Can you print the data exactly and leave out each image?

>> start Listed records

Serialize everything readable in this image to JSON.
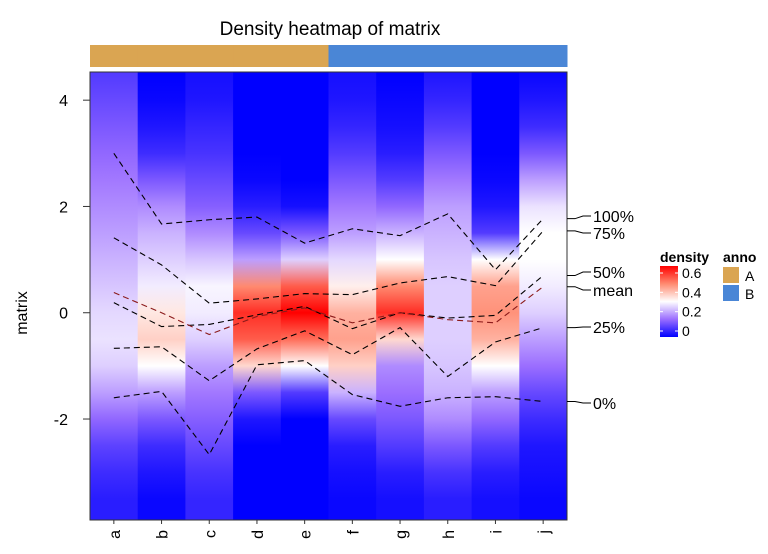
{
  "chart_data": {
    "type": "heatmap",
    "title": "Density heatmap of matrix",
    "ylabel": "matrix",
    "xlabel": "",
    "ylim": [
      -3.9,
      4.53
    ],
    "yticks": [
      4,
      2,
      0,
      -2
    ],
    "columns": [
      "a",
      "b",
      "c",
      "d",
      "e",
      "f",
      "g",
      "h",
      "i",
      "j"
    ],
    "annotation": {
      "title": "anno",
      "values": [
        "A",
        "A",
        "A",
        "A",
        "A",
        "B",
        "B",
        "B",
        "B",
        "B"
      ],
      "levels": [
        {
          "label": "A",
          "color": "#DAA552"
        },
        {
          "label": "B",
          "color": "#4A86D6"
        }
      ]
    },
    "density_legend": {
      "title": "density",
      "ticks": [
        0.6,
        0.4,
        0.2,
        0
      ],
      "colors": [
        {
          "v": 0,
          "c": "#0000FF"
        },
        {
          "v": 0.15,
          "c": "#9B6EFF"
        },
        {
          "v": 0.3,
          "c": "#FFFFFF"
        },
        {
          "v": 0.45,
          "c": "#FF8A70"
        },
        {
          "v": 0.6,
          "c": "#FF0000"
        }
      ]
    },
    "density_grid_y": [
      4.5,
      4,
      3.5,
      3,
      2.5,
      2,
      1.5,
      1,
      0.5,
      0,
      -0.5,
      -1,
      -1.5,
      -2,
      -2.5,
      -3,
      -3.5
    ],
    "density": [
      [
        0.08,
        0.1,
        0.12,
        0.14,
        0.16,
        0.18,
        0.2,
        0.22,
        0.24,
        0.26,
        0.27,
        0.25,
        0.2,
        0.14,
        0.09,
        0.06,
        0.04
      ],
      [
        0,
        0.01,
        0.03,
        0.06,
        0.12,
        0.18,
        0.22,
        0.25,
        0.28,
        0.33,
        0.36,
        0.3,
        0.2,
        0.12,
        0.06,
        0.03,
        0.01
      ],
      [
        0.02,
        0.03,
        0.05,
        0.07,
        0.1,
        0.13,
        0.18,
        0.24,
        0.29,
        0.28,
        0.25,
        0.2,
        0.16,
        0.13,
        0.1,
        0.07,
        0.05
      ],
      [
        0,
        0,
        0,
        0,
        0.01,
        0.04,
        0.1,
        0.2,
        0.45,
        0.55,
        0.5,
        0.35,
        0.12,
        0.03,
        0,
        0,
        0
      ],
      [
        0,
        0,
        0,
        0,
        0,
        0.02,
        0.12,
        0.25,
        0.5,
        0.62,
        0.48,
        0.3,
        0.08,
        0,
        0,
        0,
        0
      ],
      [
        0.02,
        0.03,
        0.05,
        0.08,
        0.12,
        0.16,
        0.2,
        0.26,
        0.32,
        0.4,
        0.42,
        0.36,
        0.22,
        0.1,
        0.04,
        0.02,
        0.01
      ],
      [
        0,
        0.01,
        0.02,
        0.04,
        0.08,
        0.14,
        0.22,
        0.3,
        0.45,
        0.55,
        0.35,
        0.18,
        0.15,
        0.12,
        0.08,
        0.04,
        0.02
      ],
      [
        0.03,
        0.05,
        0.08,
        0.12,
        0.16,
        0.2,
        0.22,
        0.24,
        0.25,
        0.25,
        0.25,
        0.24,
        0.22,
        0.18,
        0.12,
        0.07,
        0.04
      ],
      [
        0,
        0,
        0,
        0,
        0.01,
        0.03,
        0.08,
        0.3,
        0.42,
        0.44,
        0.4,
        0.3,
        0.2,
        0.14,
        0.08,
        0.04,
        0.02
      ],
      [
        0.01,
        0.03,
        0.06,
        0.12,
        0.2,
        0.27,
        0.3,
        0.3,
        0.28,
        0.25,
        0.2,
        0.15,
        0.1,
        0.06,
        0.03,
        0.02,
        0.01
      ]
    ],
    "series": [
      {
        "name": "100%",
        "color": "#000000",
        "values": [
          3.0,
          1.67,
          1.75,
          1.8,
          1.31,
          1.58,
          1.45,
          1.86,
          0.81,
          1.77
        ]
      },
      {
        "name": "75%",
        "color": "#000000",
        "values": [
          1.41,
          0.9,
          0.18,
          0.26,
          0.36,
          0.34,
          0.56,
          0.68,
          0.51,
          1.54
        ]
      },
      {
        "name": "50%",
        "color": "#000000",
        "values": [
          0.19,
          -0.26,
          -0.22,
          -0.04,
          0.12,
          -0.3,
          0.0,
          -0.1,
          -0.05,
          0.7
        ]
      },
      {
        "name": "mean",
        "color": "#8B1A1A",
        "values": [
          0.38,
          0.0,
          -0.41,
          -0.07,
          0.09,
          -0.19,
          0.0,
          -0.13,
          -0.19,
          0.49
        ]
      },
      {
        "name": "25%",
        "color": "#000000",
        "values": [
          -0.67,
          -0.64,
          -1.28,
          -0.68,
          -0.34,
          -0.79,
          -0.28,
          -1.2,
          -0.55,
          -0.28
        ]
      },
      {
        "name": "0%",
        "color": "#000000",
        "values": [
          -1.6,
          -1.48,
          -2.67,
          -0.98,
          -0.9,
          -1.54,
          -1.76,
          -1.6,
          -1.58,
          -1.67
        ]
      }
    ],
    "grid": false,
    "legend_position": "right"
  }
}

>> end Listed records

▶ **Response to the task**
Serialize everything readable in this image to JSON.
{
  "chart_data": {
    "type": "heatmap",
    "title": "Density heatmap of matrix",
    "ylabel": "matrix",
    "xlabel": "",
    "ylim": [
      -3.9,
      4.53
    ],
    "yticks": [
      4,
      2,
      0,
      -2
    ],
    "columns": [
      "a",
      "b",
      "c",
      "d",
      "e",
      "f",
      "g",
      "h",
      "i",
      "j"
    ],
    "annotation": {
      "title": "anno",
      "values": [
        "A",
        "A",
        "A",
        "A",
        "A",
        "B",
        "B",
        "B",
        "B",
        "B"
      ],
      "levels": [
        {
          "label": "A",
          "color": "#DAA552"
        },
        {
          "label": "B",
          "color": "#4A86D6"
        }
      ]
    },
    "density_legend": {
      "title": "density",
      "ticks": [
        0.6,
        0.4,
        0.2,
        0
      ],
      "colors": [
        {
          "v": 0,
          "c": "#0000FF"
        },
        {
          "v": 0.15,
          "c": "#9B6EFF"
        },
        {
          "v": 0.3,
          "c": "#FFFFFF"
        },
        {
          "v": 0.45,
          "c": "#FF8A70"
        },
        {
          "v": 0.6,
          "c": "#FF0000"
        }
      ]
    },
    "density_grid_y": [
      4.5,
      4,
      3.5,
      3,
      2.5,
      2,
      1.5,
      1,
      0.5,
      0,
      -0.5,
      -1,
      -1.5,
      -2,
      -2.5,
      -3,
      -3.5
    ],
    "density": [
      [
        0.08,
        0.1,
        0.12,
        0.14,
        0.16,
        0.18,
        0.2,
        0.22,
        0.24,
        0.26,
        0.27,
        0.25,
        0.2,
        0.14,
        0.09,
        0.06,
        0.04
      ],
      [
        0,
        0.01,
        0.03,
        0.06,
        0.12,
        0.18,
        0.22,
        0.25,
        0.28,
        0.33,
        0.36,
        0.3,
        0.2,
        0.12,
        0.06,
        0.03,
        0.01
      ],
      [
        0.02,
        0.03,
        0.05,
        0.07,
        0.1,
        0.13,
        0.18,
        0.24,
        0.29,
        0.28,
        0.25,
        0.2,
        0.16,
        0.13,
        0.1,
        0.07,
        0.05
      ],
      [
        0,
        0,
        0,
        0,
        0.01,
        0.04,
        0.1,
        0.2,
        0.45,
        0.55,
        0.5,
        0.35,
        0.12,
        0.03,
        0,
        0,
        0
      ],
      [
        0,
        0,
        0,
        0,
        0,
        0.02,
        0.12,
        0.25,
        0.5,
        0.62,
        0.48,
        0.3,
        0.08,
        0,
        0,
        0,
        0
      ],
      [
        0.02,
        0.03,
        0.05,
        0.08,
        0.12,
        0.16,
        0.2,
        0.26,
        0.32,
        0.4,
        0.42,
        0.36,
        0.22,
        0.1,
        0.04,
        0.02,
        0.01
      ],
      [
        0,
        0.01,
        0.02,
        0.04,
        0.08,
        0.14,
        0.22,
        0.3,
        0.45,
        0.55,
        0.35,
        0.18,
        0.15,
        0.12,
        0.08,
        0.04,
        0.02
      ],
      [
        0.03,
        0.05,
        0.08,
        0.12,
        0.16,
        0.2,
        0.22,
        0.24,
        0.25,
        0.25,
        0.25,
        0.24,
        0.22,
        0.18,
        0.12,
        0.07,
        0.04
      ],
      [
        0,
        0,
        0,
        0,
        0.01,
        0.03,
        0.08,
        0.3,
        0.42,
        0.44,
        0.4,
        0.3,
        0.2,
        0.14,
        0.08,
        0.04,
        0.02
      ],
      [
        0.01,
        0.03,
        0.06,
        0.12,
        0.2,
        0.27,
        0.3,
        0.3,
        0.28,
        0.25,
        0.2,
        0.15,
        0.1,
        0.06,
        0.03,
        0.02,
        0.01
      ]
    ],
    "series": [
      {
        "name": "100%",
        "color": "#000000",
        "values": [
          3.0,
          1.67,
          1.75,
          1.8,
          1.31,
          1.58,
          1.45,
          1.86,
          0.81,
          1.77
        ]
      },
      {
        "name": "75%",
        "color": "#000000",
        "values": [
          1.41,
          0.9,
          0.18,
          0.26,
          0.36,
          0.34,
          0.56,
          0.68,
          0.51,
          1.54
        ]
      },
      {
        "name": "50%",
        "color": "#000000",
        "values": [
          0.19,
          -0.26,
          -0.22,
          -0.04,
          0.12,
          -0.3,
          0.0,
          -0.1,
          -0.05,
          0.7
        ]
      },
      {
        "name": "mean",
        "color": "#8B1A1A",
        "values": [
          0.38,
          0.0,
          -0.41,
          -0.07,
          0.09,
          -0.19,
          0.0,
          -0.13,
          -0.19,
          0.49
        ]
      },
      {
        "name": "25%",
        "color": "#000000",
        "values": [
          -0.67,
          -0.64,
          -1.28,
          -0.68,
          -0.34,
          -0.79,
          -0.28,
          -1.2,
          -0.55,
          -0.28
        ]
      },
      {
        "name": "0%",
        "color": "#000000",
        "values": [
          -1.6,
          -1.48,
          -2.67,
          -0.98,
          -0.9,
          -1.54,
          -1.76,
          -1.6,
          -1.58,
          -1.67
        ]
      }
    ],
    "grid": false,
    "legend_position": "right"
  }
}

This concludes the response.